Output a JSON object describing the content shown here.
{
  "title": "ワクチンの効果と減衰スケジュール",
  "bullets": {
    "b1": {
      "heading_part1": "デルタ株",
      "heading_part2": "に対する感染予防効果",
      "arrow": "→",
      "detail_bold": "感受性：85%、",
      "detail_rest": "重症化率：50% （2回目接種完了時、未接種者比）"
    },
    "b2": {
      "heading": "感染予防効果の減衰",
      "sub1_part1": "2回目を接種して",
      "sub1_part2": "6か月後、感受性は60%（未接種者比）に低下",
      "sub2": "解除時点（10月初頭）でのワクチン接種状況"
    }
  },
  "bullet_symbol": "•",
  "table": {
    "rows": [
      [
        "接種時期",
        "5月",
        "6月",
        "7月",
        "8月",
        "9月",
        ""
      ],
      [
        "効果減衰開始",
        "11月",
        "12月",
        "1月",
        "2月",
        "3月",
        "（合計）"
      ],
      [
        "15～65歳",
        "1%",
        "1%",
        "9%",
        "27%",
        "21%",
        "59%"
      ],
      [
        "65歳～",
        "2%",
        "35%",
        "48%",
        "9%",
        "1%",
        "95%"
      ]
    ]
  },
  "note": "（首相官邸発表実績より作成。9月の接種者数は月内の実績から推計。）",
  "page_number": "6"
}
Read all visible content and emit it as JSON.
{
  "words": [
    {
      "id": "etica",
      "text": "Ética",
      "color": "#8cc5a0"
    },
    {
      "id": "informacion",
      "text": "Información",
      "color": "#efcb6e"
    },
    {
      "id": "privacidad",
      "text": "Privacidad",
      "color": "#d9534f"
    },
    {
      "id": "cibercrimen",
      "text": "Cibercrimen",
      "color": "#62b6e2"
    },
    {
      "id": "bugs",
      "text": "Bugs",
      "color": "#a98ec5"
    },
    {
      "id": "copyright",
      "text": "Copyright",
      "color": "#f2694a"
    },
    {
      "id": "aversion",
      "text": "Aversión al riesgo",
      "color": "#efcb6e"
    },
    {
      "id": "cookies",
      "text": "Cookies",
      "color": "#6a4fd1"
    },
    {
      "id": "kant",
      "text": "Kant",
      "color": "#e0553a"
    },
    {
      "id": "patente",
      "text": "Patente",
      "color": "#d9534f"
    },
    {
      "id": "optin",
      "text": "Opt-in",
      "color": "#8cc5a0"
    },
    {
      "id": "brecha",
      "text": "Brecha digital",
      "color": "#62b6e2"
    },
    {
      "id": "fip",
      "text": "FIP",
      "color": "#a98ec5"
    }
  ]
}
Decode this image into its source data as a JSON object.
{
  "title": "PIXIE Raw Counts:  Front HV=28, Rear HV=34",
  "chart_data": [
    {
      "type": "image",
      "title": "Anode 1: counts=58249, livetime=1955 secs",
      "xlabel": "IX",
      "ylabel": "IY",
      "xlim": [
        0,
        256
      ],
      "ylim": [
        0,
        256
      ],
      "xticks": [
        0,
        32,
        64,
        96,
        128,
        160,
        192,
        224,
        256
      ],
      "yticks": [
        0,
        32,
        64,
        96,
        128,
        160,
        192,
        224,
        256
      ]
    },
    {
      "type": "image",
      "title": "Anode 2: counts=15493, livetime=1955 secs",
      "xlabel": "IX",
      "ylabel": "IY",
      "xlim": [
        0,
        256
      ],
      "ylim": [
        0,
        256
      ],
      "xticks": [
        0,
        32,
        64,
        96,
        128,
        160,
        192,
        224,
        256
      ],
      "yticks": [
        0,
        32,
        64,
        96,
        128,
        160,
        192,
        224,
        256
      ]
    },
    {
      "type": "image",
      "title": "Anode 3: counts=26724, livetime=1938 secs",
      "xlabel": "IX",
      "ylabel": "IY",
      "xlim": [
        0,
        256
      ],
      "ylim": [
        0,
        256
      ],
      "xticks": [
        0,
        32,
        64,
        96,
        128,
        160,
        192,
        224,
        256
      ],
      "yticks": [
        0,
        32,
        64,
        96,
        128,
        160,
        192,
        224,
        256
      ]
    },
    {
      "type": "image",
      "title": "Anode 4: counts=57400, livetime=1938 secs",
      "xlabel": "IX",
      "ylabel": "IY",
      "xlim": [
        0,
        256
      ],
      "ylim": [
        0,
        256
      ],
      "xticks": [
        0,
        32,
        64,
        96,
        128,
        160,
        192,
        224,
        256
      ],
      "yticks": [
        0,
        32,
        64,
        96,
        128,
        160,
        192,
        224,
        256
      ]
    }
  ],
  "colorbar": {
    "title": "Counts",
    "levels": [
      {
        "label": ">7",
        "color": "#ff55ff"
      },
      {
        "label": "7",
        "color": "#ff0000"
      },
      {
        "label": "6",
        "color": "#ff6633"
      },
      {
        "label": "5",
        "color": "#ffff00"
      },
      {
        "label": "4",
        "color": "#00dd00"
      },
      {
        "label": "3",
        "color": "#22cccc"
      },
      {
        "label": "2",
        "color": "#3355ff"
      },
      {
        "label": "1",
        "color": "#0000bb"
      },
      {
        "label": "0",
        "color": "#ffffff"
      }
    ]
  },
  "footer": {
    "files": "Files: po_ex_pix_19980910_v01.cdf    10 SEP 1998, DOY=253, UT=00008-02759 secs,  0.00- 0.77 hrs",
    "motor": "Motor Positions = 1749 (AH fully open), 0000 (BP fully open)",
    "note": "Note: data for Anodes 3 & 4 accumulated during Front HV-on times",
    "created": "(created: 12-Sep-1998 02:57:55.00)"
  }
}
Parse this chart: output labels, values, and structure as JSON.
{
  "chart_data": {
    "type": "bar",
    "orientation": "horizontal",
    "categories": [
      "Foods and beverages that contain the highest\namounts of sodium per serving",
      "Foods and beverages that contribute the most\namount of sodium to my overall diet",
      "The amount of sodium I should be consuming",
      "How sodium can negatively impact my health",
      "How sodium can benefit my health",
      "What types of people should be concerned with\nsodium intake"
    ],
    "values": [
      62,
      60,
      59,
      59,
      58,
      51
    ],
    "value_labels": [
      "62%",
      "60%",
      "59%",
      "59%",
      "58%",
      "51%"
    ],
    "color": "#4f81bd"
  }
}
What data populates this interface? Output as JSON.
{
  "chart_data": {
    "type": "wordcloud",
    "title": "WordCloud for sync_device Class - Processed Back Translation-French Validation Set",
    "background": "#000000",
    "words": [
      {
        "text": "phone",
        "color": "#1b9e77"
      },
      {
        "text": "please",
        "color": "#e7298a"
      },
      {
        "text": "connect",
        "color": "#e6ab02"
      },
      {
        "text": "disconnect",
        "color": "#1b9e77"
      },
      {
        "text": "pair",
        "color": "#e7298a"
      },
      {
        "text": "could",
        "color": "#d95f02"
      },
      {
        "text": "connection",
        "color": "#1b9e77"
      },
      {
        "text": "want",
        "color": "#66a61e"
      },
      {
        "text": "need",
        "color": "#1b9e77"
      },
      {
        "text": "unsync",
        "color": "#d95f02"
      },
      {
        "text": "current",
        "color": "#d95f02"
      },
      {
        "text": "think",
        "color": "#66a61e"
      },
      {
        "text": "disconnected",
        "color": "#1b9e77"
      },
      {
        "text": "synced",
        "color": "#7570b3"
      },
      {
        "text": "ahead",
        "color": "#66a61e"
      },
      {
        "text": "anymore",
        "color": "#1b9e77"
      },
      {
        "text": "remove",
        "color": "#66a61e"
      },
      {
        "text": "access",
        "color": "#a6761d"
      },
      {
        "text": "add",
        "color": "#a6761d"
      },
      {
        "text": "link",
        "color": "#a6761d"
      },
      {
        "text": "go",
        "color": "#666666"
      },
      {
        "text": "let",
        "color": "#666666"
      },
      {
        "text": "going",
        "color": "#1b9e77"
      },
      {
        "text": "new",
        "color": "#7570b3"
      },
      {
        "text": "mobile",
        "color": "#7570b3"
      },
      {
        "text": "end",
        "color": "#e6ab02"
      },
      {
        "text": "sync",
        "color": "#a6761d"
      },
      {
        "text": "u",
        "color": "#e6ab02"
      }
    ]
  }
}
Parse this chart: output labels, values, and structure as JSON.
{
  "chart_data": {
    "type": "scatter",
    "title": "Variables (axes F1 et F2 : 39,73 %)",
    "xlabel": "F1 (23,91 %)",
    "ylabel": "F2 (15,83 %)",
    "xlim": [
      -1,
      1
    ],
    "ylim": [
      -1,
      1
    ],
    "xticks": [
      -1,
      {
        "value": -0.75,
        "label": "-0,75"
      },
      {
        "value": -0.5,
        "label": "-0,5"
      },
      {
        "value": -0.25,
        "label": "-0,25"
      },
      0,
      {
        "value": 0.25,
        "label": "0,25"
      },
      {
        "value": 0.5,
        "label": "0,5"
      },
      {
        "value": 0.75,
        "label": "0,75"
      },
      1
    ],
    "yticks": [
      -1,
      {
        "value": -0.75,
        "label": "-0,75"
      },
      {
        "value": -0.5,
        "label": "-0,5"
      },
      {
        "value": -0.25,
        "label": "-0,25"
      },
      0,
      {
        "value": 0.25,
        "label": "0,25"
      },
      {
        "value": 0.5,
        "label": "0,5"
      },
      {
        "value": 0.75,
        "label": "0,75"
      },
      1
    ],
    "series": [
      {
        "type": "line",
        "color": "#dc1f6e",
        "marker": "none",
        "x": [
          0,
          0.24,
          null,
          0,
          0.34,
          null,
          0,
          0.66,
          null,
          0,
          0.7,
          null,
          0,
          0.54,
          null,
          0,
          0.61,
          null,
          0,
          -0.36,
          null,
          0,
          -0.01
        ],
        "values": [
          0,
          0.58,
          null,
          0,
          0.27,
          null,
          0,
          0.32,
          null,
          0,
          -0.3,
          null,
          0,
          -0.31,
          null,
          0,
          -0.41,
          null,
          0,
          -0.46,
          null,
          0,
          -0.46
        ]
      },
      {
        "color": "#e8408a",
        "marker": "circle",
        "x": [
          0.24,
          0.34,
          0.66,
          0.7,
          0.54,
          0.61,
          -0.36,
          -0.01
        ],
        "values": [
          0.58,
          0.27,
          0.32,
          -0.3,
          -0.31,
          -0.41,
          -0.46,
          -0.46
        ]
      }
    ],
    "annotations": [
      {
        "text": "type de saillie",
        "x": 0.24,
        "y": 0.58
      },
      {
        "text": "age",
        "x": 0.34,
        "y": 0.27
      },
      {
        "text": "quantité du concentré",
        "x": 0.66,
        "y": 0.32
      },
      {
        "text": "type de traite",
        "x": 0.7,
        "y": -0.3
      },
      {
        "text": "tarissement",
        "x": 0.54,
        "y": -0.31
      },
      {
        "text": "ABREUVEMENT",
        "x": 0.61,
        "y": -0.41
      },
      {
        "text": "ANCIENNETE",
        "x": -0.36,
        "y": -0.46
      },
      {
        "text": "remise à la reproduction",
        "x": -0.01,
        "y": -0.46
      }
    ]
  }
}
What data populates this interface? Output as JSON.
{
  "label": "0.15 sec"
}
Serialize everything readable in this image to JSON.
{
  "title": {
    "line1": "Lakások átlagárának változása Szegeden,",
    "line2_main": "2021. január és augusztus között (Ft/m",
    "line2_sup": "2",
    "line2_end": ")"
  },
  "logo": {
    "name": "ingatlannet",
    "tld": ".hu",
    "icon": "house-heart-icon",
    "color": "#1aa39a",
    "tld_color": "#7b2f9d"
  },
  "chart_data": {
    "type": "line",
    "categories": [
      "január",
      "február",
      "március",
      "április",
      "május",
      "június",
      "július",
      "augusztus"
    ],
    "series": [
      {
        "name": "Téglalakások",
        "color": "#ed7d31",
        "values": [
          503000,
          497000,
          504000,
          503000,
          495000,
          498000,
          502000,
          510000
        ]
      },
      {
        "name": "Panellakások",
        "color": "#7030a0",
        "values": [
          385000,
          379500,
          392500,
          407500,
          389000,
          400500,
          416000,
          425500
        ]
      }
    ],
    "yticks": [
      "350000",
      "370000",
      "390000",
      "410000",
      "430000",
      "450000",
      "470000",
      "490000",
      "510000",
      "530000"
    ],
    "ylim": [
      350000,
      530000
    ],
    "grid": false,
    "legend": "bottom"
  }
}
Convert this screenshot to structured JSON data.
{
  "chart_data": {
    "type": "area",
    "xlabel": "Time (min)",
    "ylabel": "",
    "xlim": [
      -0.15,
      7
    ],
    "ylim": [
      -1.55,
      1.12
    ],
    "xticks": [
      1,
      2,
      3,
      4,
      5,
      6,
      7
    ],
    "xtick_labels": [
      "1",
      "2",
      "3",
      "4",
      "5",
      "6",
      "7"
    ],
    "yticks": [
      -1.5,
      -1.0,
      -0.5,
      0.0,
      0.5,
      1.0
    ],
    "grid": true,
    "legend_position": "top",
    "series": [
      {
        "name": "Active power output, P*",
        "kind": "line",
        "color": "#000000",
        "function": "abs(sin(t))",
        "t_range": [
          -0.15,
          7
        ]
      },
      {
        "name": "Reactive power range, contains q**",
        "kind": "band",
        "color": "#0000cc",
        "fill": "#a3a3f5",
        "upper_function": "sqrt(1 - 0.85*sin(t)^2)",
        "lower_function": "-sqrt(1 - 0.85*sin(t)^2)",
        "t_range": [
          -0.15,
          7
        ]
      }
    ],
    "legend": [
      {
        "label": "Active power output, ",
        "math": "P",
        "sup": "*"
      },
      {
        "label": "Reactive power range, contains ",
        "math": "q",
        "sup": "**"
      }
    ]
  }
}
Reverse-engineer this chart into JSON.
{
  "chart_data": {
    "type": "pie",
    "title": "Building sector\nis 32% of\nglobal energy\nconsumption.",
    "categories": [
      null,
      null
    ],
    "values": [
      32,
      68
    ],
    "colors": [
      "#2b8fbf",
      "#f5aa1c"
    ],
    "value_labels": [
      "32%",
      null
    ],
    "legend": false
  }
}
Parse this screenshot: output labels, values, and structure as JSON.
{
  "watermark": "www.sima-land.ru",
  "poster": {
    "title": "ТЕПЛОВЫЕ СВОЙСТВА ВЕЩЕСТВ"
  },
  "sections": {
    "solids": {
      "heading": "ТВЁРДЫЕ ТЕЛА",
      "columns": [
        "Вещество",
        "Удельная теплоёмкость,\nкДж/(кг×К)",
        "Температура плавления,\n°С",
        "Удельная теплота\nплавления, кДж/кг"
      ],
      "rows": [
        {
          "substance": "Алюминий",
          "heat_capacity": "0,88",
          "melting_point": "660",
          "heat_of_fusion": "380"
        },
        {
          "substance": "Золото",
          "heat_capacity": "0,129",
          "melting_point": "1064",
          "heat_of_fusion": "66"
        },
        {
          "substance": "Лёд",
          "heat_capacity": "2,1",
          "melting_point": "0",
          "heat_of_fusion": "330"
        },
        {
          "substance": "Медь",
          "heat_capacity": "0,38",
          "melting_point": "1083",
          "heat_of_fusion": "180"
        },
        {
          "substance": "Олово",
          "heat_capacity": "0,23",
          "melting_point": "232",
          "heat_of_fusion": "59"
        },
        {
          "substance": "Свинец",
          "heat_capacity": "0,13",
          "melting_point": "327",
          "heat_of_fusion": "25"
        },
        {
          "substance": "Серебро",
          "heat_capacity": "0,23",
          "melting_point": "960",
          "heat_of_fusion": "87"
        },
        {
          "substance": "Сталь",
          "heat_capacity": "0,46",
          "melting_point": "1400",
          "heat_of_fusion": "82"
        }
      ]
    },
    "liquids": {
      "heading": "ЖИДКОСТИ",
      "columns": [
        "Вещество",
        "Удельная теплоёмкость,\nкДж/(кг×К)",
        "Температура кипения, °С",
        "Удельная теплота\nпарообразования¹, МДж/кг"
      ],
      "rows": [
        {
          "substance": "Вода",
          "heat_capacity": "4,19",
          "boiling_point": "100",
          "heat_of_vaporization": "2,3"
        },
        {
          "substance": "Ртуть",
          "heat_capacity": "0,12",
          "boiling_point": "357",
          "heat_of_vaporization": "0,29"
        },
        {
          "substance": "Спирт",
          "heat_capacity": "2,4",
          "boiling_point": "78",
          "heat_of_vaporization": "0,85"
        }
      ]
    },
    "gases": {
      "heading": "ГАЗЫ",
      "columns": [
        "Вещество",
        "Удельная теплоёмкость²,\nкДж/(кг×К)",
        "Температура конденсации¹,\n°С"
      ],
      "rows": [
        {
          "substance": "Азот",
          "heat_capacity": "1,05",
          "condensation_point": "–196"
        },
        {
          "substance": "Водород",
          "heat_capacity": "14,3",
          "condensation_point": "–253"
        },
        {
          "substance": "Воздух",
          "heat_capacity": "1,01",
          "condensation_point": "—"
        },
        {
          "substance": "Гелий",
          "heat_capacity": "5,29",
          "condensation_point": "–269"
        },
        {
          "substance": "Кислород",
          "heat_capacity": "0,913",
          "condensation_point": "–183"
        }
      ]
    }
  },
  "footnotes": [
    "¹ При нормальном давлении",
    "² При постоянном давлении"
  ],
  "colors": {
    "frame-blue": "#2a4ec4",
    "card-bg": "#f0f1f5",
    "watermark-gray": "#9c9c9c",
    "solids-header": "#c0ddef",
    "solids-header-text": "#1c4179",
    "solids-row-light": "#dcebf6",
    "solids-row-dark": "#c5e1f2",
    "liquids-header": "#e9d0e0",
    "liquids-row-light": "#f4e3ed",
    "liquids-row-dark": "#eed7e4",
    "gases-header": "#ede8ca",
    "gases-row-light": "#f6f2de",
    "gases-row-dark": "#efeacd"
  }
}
====
Required work: Using the listing above, list every line in which the string "livetime" occurs.

Exercise response:
      "title": "Anode 1: counts=58249, livetime=1955 secs",
      "title": "Anode 2: counts=15493, livetime=1955 secs",
      "title": "Anode 3: counts=26724, livetime=1938 secs",
      "title": "Anode 4: counts=57400, livetime=1938 secs",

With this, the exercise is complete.